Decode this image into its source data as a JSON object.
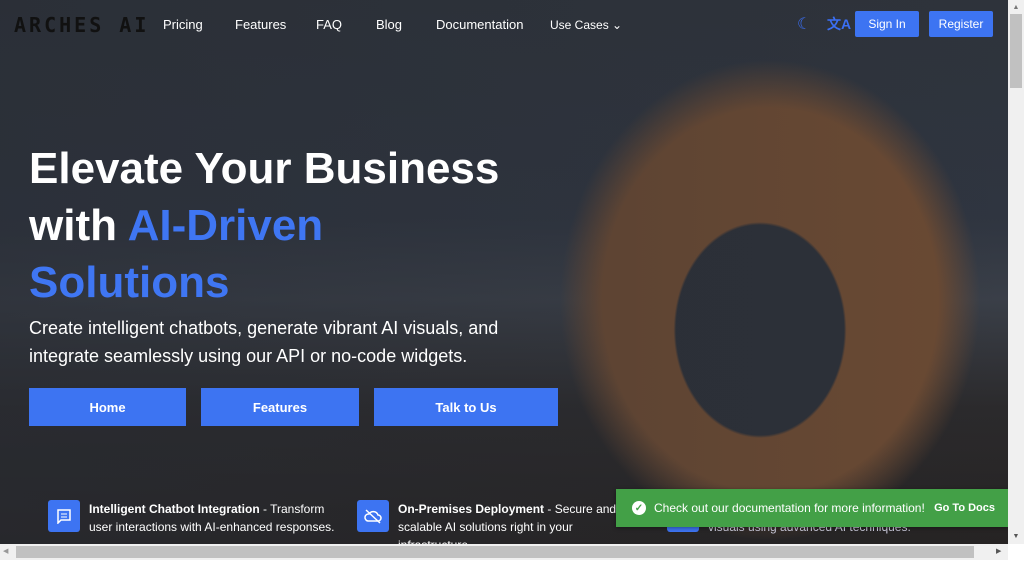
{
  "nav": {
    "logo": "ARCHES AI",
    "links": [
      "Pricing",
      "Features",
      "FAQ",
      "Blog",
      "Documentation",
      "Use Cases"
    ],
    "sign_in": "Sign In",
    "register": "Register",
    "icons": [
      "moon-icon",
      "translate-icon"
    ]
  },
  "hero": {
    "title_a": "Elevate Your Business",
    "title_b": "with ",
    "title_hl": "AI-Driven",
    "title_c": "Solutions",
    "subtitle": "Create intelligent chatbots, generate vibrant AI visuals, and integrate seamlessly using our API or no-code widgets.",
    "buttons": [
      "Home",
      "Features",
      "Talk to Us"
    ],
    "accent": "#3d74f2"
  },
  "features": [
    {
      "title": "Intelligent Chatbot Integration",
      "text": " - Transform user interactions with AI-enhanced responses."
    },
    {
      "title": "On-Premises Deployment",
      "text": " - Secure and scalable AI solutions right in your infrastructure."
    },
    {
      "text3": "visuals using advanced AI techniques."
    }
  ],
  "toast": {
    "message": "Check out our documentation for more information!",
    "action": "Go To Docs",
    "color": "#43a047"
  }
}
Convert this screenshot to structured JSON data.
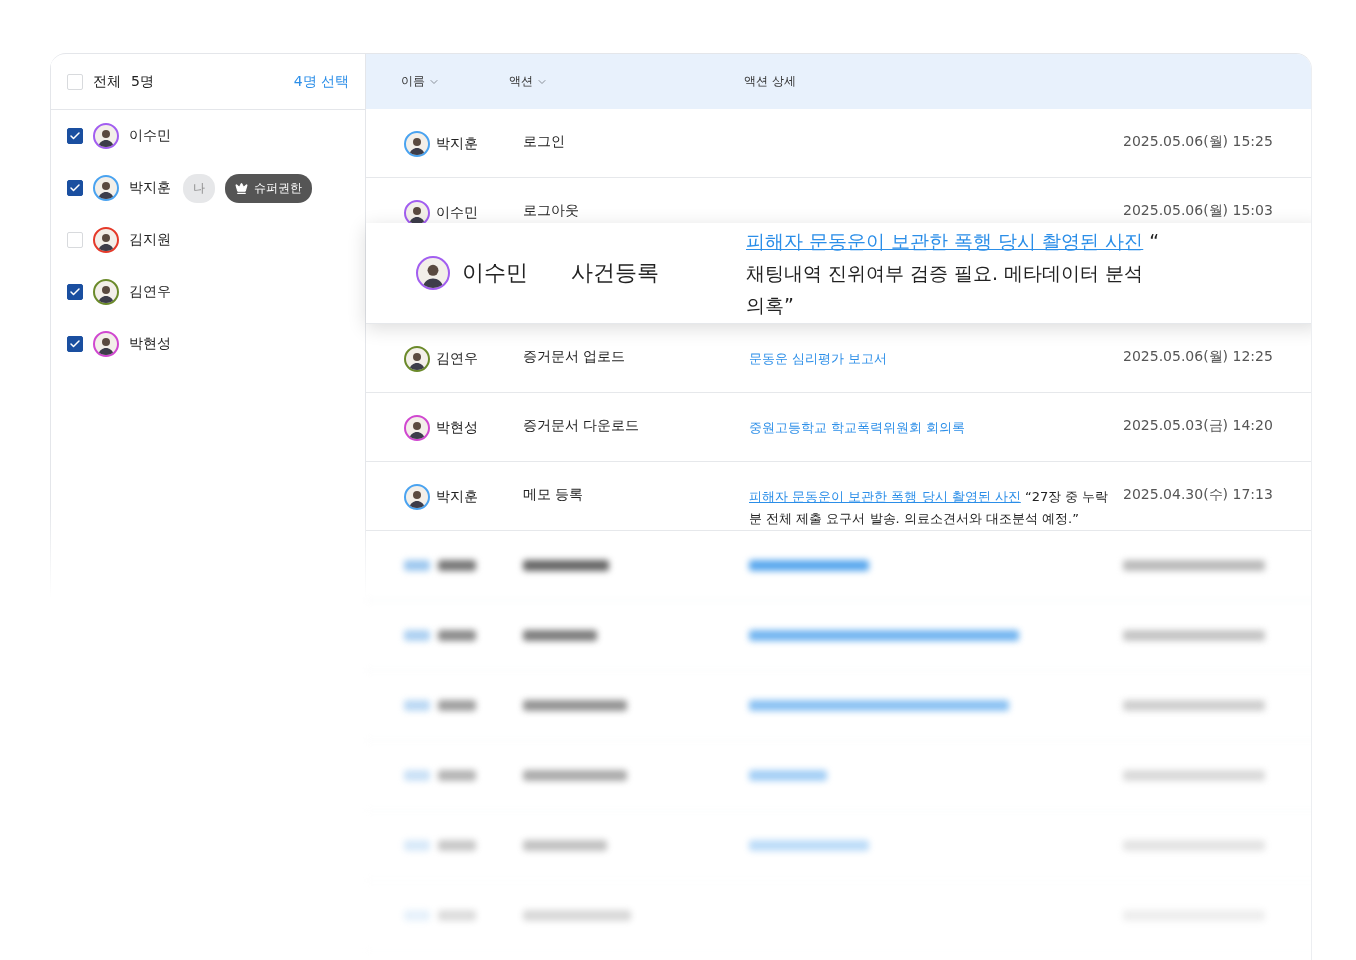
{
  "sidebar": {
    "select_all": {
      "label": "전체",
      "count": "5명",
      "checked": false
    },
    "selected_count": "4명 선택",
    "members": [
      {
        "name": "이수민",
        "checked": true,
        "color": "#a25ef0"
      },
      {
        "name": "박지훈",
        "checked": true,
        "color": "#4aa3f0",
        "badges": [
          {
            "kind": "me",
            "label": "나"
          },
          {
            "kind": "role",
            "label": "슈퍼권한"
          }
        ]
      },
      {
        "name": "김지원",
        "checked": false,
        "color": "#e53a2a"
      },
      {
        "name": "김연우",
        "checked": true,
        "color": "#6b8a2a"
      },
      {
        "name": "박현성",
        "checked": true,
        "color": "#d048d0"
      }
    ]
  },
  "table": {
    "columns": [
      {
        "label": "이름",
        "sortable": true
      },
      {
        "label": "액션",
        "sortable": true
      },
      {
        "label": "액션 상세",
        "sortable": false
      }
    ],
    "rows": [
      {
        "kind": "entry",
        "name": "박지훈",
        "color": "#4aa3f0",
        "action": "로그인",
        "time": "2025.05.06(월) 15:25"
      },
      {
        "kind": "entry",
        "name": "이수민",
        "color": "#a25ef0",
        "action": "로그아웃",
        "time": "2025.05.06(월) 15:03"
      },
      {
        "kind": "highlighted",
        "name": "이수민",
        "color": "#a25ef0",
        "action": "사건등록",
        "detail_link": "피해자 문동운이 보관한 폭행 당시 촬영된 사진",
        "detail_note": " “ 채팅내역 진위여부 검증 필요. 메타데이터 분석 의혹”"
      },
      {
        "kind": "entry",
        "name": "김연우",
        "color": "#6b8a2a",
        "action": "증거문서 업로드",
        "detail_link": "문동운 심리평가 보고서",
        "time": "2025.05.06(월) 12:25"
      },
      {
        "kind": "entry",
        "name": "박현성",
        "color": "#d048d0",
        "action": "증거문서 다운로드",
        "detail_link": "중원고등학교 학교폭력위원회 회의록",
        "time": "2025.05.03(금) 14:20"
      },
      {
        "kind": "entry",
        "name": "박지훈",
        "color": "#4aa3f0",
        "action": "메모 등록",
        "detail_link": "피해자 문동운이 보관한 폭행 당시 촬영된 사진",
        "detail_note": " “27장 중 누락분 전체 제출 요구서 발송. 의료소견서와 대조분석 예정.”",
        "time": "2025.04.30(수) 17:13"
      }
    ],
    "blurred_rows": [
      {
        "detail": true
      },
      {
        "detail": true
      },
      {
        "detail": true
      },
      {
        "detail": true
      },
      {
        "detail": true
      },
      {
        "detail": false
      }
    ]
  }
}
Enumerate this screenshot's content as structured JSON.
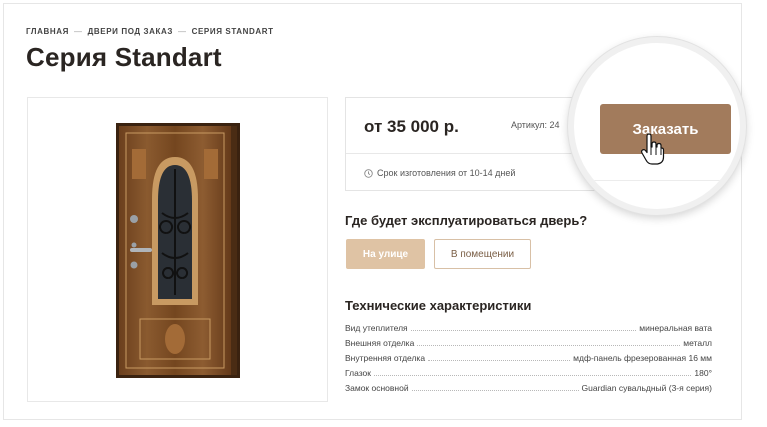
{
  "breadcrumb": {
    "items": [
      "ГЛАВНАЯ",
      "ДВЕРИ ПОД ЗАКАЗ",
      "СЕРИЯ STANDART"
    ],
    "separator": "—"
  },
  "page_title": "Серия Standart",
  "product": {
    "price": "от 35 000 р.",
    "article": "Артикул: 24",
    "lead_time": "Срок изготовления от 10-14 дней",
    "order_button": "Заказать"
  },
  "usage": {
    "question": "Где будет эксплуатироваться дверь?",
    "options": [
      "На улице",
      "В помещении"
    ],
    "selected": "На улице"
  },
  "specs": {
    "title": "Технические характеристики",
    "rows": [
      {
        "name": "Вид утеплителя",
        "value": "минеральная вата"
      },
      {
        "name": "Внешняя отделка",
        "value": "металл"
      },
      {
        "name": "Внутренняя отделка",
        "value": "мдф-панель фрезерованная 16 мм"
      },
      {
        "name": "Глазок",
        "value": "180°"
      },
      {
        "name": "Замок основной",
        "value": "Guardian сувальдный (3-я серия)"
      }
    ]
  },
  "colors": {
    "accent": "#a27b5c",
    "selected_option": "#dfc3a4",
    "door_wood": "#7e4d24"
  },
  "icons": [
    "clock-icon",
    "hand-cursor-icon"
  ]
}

## [Instruction]
Everything from the line containing "Enumerate this screenshot's" to the last line of the listing above must be reproduced exactly, with no pictures included.

## [Solution to this problem]
Enumerate this screenshot's content as structured JSON.
{
  "breadcrumb": {
    "items": [
      "ГЛАВНАЯ",
      "ДВЕРИ ПОД ЗАКАЗ",
      "СЕРИЯ STANDART"
    ],
    "separator": "—"
  },
  "page_title": "Серия Standart",
  "product": {
    "price": "от 35 000 р.",
    "article": "Артикул: 24",
    "lead_time": "Срок изготовления от 10-14 дней",
    "order_button": "Заказать"
  },
  "usage": {
    "question": "Где будет эксплуатироваться дверь?",
    "options": [
      "На улице",
      "В помещении"
    ],
    "selected": "На улице"
  },
  "specs": {
    "title": "Технические характеристики",
    "rows": [
      {
        "name": "Вид утеплителя",
        "value": "минеральная вата"
      },
      {
        "name": "Внешняя отделка",
        "value": "металл"
      },
      {
        "name": "Внутренняя отделка",
        "value": "мдф-панель фрезерованная 16 мм"
      },
      {
        "name": "Глазок",
        "value": "180°"
      },
      {
        "name": "Замок основной",
        "value": "Guardian сувальдный (3-я серия)"
      }
    ]
  },
  "colors": {
    "accent": "#a27b5c",
    "selected_option": "#dfc3a4",
    "door_wood": "#7e4d24"
  },
  "icons": [
    "clock-icon",
    "hand-cursor-icon"
  ]
}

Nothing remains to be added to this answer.